### [Aim of the task]
From the listing, collect all lines containing the word "supply".

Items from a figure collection
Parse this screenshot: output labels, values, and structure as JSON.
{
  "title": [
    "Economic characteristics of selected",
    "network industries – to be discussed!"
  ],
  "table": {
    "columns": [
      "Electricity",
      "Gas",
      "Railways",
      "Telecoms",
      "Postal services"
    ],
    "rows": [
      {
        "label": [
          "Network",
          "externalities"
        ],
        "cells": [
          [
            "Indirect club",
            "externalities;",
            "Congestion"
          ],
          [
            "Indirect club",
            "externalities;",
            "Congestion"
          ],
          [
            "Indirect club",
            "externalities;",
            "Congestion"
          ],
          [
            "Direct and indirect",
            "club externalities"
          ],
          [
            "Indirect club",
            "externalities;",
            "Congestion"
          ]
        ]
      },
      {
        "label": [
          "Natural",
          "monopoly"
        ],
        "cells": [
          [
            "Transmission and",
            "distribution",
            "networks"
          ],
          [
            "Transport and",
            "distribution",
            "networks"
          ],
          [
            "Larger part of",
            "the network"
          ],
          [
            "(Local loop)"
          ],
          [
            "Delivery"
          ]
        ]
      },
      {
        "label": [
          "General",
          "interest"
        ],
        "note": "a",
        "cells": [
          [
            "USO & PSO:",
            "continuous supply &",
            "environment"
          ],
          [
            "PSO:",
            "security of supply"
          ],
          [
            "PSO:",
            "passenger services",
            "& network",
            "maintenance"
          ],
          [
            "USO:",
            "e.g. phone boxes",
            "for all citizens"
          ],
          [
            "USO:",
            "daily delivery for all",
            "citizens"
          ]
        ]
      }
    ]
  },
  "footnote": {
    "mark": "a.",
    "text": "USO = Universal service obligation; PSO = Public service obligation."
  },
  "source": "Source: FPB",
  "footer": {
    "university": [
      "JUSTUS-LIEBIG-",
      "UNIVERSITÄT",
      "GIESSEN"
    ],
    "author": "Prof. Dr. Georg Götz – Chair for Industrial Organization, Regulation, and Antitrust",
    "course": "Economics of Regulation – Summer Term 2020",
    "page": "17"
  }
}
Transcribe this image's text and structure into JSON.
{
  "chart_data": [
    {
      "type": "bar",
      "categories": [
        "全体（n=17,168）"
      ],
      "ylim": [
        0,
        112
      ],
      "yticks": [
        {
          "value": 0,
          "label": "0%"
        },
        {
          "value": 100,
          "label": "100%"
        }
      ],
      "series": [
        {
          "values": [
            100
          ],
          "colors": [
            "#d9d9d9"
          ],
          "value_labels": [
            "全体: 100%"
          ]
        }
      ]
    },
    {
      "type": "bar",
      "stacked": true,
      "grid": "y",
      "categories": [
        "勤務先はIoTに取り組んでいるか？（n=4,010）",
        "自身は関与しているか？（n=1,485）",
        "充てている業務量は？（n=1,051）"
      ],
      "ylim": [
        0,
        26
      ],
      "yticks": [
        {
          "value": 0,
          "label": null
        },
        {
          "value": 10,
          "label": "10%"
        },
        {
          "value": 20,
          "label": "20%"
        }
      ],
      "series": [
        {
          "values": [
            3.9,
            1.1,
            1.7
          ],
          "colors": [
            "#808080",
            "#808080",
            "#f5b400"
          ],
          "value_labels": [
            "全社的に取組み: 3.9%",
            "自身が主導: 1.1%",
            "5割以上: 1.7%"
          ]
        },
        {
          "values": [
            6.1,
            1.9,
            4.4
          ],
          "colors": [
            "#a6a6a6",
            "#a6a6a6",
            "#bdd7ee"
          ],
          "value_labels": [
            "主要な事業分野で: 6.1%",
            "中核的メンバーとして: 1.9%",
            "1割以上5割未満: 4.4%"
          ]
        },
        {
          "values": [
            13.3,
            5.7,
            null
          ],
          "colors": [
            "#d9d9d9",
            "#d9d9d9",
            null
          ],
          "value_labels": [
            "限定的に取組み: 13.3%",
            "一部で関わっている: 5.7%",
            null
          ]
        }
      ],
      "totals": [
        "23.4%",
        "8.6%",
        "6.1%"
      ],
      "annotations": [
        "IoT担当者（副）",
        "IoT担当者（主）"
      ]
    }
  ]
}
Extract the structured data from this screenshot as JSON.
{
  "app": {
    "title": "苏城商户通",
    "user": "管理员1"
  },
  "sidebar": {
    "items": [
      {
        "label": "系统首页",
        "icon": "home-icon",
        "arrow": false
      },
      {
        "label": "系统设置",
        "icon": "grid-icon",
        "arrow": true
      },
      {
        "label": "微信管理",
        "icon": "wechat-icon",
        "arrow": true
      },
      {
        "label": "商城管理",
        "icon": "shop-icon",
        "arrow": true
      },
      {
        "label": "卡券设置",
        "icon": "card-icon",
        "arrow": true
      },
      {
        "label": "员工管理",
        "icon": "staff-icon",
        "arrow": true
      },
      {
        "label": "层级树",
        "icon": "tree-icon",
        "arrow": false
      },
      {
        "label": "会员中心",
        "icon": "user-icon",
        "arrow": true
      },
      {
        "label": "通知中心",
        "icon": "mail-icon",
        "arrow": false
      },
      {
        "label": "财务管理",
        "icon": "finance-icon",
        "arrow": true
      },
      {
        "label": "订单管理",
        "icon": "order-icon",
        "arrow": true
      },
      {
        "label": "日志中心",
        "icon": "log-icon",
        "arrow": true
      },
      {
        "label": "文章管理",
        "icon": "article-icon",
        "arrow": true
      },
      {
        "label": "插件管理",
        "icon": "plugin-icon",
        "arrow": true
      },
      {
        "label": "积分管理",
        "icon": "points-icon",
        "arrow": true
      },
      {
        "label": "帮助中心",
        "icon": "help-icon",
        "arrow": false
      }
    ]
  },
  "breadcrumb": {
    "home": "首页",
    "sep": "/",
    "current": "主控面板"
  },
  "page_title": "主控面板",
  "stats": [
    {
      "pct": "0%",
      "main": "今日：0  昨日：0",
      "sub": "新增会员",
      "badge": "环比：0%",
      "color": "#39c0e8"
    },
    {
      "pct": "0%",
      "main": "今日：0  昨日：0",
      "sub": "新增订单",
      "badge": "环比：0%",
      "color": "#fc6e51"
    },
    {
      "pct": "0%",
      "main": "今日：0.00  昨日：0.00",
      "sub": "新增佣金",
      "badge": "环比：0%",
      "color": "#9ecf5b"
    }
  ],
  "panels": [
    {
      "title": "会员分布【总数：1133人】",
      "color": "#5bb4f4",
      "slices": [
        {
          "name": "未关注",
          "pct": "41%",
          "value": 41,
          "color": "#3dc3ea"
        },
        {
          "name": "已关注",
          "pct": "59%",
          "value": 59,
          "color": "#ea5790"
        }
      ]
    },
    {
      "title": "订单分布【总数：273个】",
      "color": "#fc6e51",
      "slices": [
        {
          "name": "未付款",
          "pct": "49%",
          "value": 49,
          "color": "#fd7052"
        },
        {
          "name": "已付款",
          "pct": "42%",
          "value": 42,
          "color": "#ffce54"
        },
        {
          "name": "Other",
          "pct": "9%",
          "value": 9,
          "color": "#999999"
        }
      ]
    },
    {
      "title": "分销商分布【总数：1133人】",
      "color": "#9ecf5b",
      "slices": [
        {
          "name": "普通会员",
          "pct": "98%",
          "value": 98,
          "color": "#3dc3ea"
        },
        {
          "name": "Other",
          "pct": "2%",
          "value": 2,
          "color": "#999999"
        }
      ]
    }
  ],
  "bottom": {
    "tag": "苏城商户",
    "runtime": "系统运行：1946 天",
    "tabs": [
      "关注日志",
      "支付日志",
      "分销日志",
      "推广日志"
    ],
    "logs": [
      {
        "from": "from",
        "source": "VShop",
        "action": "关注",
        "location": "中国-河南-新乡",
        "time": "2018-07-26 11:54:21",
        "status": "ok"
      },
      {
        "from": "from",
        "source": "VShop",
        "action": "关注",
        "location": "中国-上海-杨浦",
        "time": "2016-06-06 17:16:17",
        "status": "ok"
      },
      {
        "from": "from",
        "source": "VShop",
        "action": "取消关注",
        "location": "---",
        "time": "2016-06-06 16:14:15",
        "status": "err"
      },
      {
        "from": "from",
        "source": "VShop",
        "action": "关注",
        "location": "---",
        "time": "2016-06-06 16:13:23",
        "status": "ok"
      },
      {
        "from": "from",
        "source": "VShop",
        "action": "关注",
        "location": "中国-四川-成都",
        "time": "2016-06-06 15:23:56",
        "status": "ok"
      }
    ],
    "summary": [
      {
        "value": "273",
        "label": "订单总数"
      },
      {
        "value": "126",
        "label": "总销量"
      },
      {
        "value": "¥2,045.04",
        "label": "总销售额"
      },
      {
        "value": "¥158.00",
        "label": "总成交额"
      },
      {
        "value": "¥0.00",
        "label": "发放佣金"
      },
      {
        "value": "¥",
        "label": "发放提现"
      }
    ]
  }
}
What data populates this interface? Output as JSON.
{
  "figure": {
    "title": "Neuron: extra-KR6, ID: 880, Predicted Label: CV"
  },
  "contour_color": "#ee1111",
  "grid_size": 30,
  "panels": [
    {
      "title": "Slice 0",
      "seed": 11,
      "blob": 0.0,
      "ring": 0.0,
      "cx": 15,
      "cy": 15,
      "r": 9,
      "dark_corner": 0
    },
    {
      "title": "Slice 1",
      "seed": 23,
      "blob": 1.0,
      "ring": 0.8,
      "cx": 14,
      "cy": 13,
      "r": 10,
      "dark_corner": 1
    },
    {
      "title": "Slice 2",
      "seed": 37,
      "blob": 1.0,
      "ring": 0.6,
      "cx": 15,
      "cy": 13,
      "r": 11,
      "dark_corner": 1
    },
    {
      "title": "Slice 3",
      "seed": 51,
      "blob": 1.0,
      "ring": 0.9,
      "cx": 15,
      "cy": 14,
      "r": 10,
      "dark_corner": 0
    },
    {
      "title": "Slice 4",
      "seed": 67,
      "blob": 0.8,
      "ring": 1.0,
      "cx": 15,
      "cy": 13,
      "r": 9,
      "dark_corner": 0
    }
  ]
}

### [Exercise output]
            "continuous supply &",
            "security of supply"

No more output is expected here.